**Direction**
Return all of the data exactly as written, without the pictures.

**Data provided**
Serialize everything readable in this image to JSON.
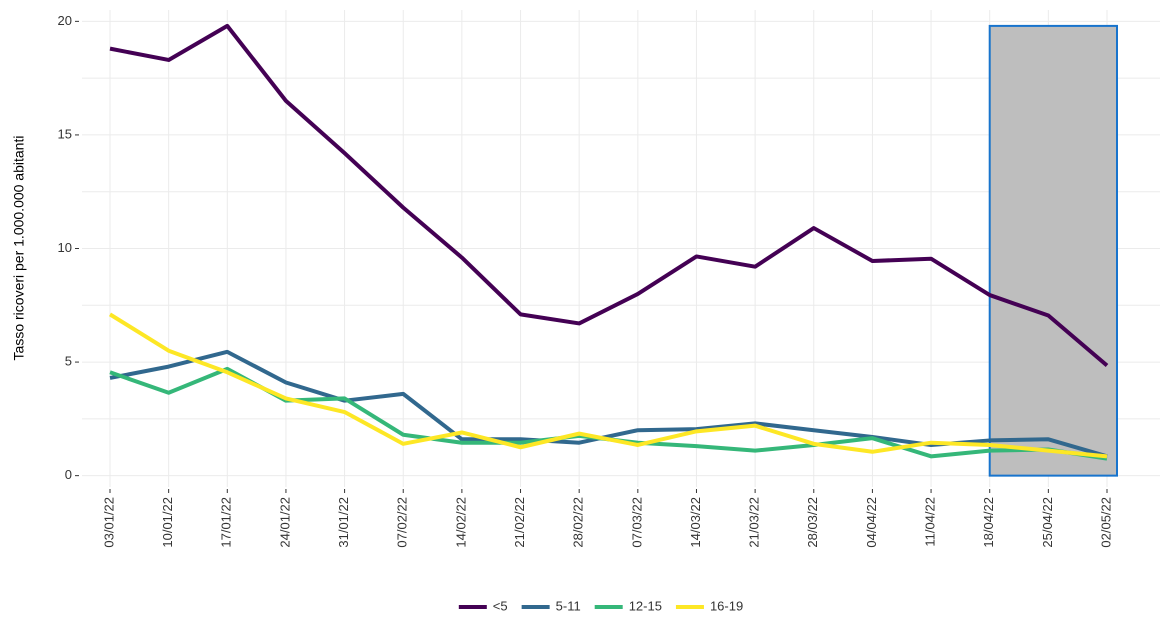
{
  "chart_data": {
    "type": "line",
    "y_label": "Tasso ricoveri per 1.000.000 abitanti",
    "categories": [
      "03/01/22",
      "10/01/22",
      "17/01/22",
      "24/01/22",
      "31/01/22",
      "07/02/22",
      "14/02/22",
      "21/02/22",
      "28/02/22",
      "07/03/22",
      "14/03/22",
      "21/03/22",
      "28/03/22",
      "04/04/22",
      "11/04/22",
      "18/04/22",
      "25/04/22",
      "02/05/22"
    ],
    "series": [
      {
        "name": "<5",
        "color": "#440154",
        "values": [
          18.8,
          18.3,
          19.8,
          16.5,
          14.2,
          11.8,
          9.6,
          7.1,
          6.7,
          8.0,
          9.65,
          9.2,
          10.9,
          9.45,
          9.55,
          7.95,
          7.05,
          4.85
        ]
      },
      {
        "name": "5-11",
        "color": "#31688e",
        "values": [
          4.3,
          4.8,
          5.45,
          4.1,
          3.3,
          3.6,
          1.6,
          1.6,
          1.45,
          2.0,
          2.05,
          2.3,
          2.0,
          1.7,
          1.35,
          1.55,
          1.6,
          0.85
        ]
      },
      {
        "name": "12-15",
        "color": "#35b779",
        "values": [
          4.55,
          3.65,
          4.7,
          3.3,
          3.4,
          1.8,
          1.45,
          1.45,
          1.75,
          1.45,
          1.3,
          1.1,
          1.35,
          1.65,
          0.85,
          1.1,
          1.15,
          0.75
        ]
      },
      {
        "name": "16-19",
        "color": "#fde725",
        "values": [
          7.1,
          5.5,
          4.55,
          3.4,
          2.8,
          1.4,
          1.9,
          1.25,
          1.85,
          1.35,
          1.95,
          2.2,
          1.4,
          1.05,
          1.45,
          1.35,
          1.1,
          0.85
        ]
      }
    ],
    "ylim": [
      -0.5,
      20.5
    ],
    "yticks": [
      0,
      5,
      10,
      15,
      20
    ],
    "grid": true,
    "legend": "bottom",
    "highlight": {
      "from": "18/04/22",
      "to": "02/05/22",
      "ylim": [
        0,
        19.8
      ],
      "fill": "#bebebe",
      "stroke": "#1874cd"
    }
  }
}
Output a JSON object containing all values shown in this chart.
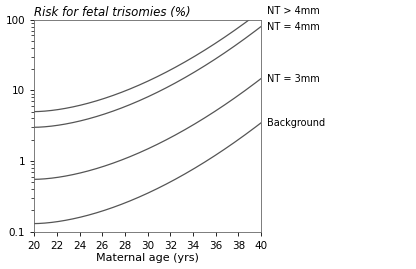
{
  "title": "Risk for fetal trisomies (%)",
  "xlabel": "Maternal age (yrs)",
  "xlim": [
    20,
    40
  ],
  "ylim": [
    0.1,
    100
  ],
  "xticks": [
    20,
    22,
    24,
    26,
    28,
    30,
    32,
    34,
    36,
    38,
    40
  ],
  "line_color": "#555555",
  "label_nt4plus": "NT > 4mm",
  "label_nt4": "NT = 4mm",
  "label_nt3": "NT = 3mm",
  "label_bg": "Background",
  "label_fontsize": 7.0,
  "title_fontsize": 8.5,
  "axis_fontsize": 8.0,
  "tick_fontsize": 7.5,
  "background_color": "#ffffff",
  "curves": {
    "bg": {
      "a": 0.13,
      "b": 0.285
    },
    "nt3": {
      "a": 0.55,
      "b": 0.285
    },
    "nt4": {
      "a": 3.0,
      "b": 0.285
    },
    "nt4plus": {
      "a": 5.0,
      "b": 0.285
    }
  }
}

**Answer for the task**
Serialize everything readable in this image to JSON.
{
  "chart_data": {
    "type": "line",
    "y_label": "Tasso ricoveri per 1.000.000 abitanti",
    "categories": [
      "03/01/22",
      "10/01/22",
      "17/01/22",
      "24/01/22",
      "31/01/22",
      "07/02/22",
      "14/02/22",
      "21/02/22",
      "28/02/22",
      "07/03/22",
      "14/03/22",
      "21/03/22",
      "28/03/22",
      "04/04/22",
      "11/04/22",
      "18/04/22",
      "25/04/22",
      "02/05/22"
    ],
    "series": [
      {
        "name": "<5",
        "color": "#440154",
        "values": [
          18.8,
          18.3,
          19.8,
          16.5,
          14.2,
          11.8,
          9.6,
          7.1,
          6.7,
          8.0,
          9.65,
          9.2,
          10.9,
          9.45,
          9.55,
          7.95,
          7.05,
          4.85
        ]
      },
      {
        "name": "5-11",
        "color": "#31688e",
        "values": [
          4.3,
          4.8,
          5.45,
          4.1,
          3.3,
          3.6,
          1.6,
          1.6,
          1.45,
          2.0,
          2.05,
          2.3,
          2.0,
          1.7,
          1.35,
          1.55,
          1.6,
          0.85
        ]
      },
      {
        "name": "12-15",
        "color": "#35b779",
        "values": [
          4.55,
          3.65,
          4.7,
          3.3,
          3.4,
          1.8,
          1.45,
          1.45,
          1.75,
          1.45,
          1.3,
          1.1,
          1.35,
          1.65,
          0.85,
          1.1,
          1.15,
          0.75
        ]
      },
      {
        "name": "16-19",
        "color": "#fde725",
        "values": [
          7.1,
          5.5,
          4.55,
          3.4,
          2.8,
          1.4,
          1.9,
          1.25,
          1.85,
          1.35,
          1.95,
          2.2,
          1.4,
          1.05,
          1.45,
          1.35,
          1.1,
          0.85
        ]
      }
    ],
    "ylim": [
      -0.5,
      20.5
    ],
    "yticks": [
      0,
      5,
      10,
      15,
      20
    ],
    "grid": true,
    "legend": "bottom",
    "highlight": {
      "from": "18/04/22",
      "to": "02/05/22",
      "ylim": [
        0,
        19.8
      ],
      "fill": "#bebebe",
      "stroke": "#1874cd"
    }
  }
}
Output a JSON object containing all values shown in this chart.
{
  "title": "Risk for fetal trisomies (%)",
  "xlabel": "Maternal age (yrs)",
  "xlim": [
    20,
    40
  ],
  "ylim": [
    0.1,
    100
  ],
  "xticks": [
    20,
    22,
    24,
    26,
    28,
    30,
    32,
    34,
    36,
    38,
    40
  ],
  "line_color": "#555555",
  "label_nt4plus": "NT > 4mm",
  "label_nt4": "NT = 4mm",
  "label_nt3": "NT = 3mm",
  "label_bg": "Background",
  "label_fontsize": 7.0,
  "title_fontsize": 8.5,
  "axis_fontsize": 8.0,
  "tick_fontsize": 7.5,
  "background_color": "#ffffff",
  "curves": {
    "bg": {
      "a": 0.13,
      "b": 0.285
    },
    "nt3": {
      "a": 0.55,
      "b": 0.285
    },
    "nt4": {
      "a": 3.0,
      "b": 0.285
    },
    "nt4plus": {
      "a": 5.0,
      "b": 0.285
    }
  }
}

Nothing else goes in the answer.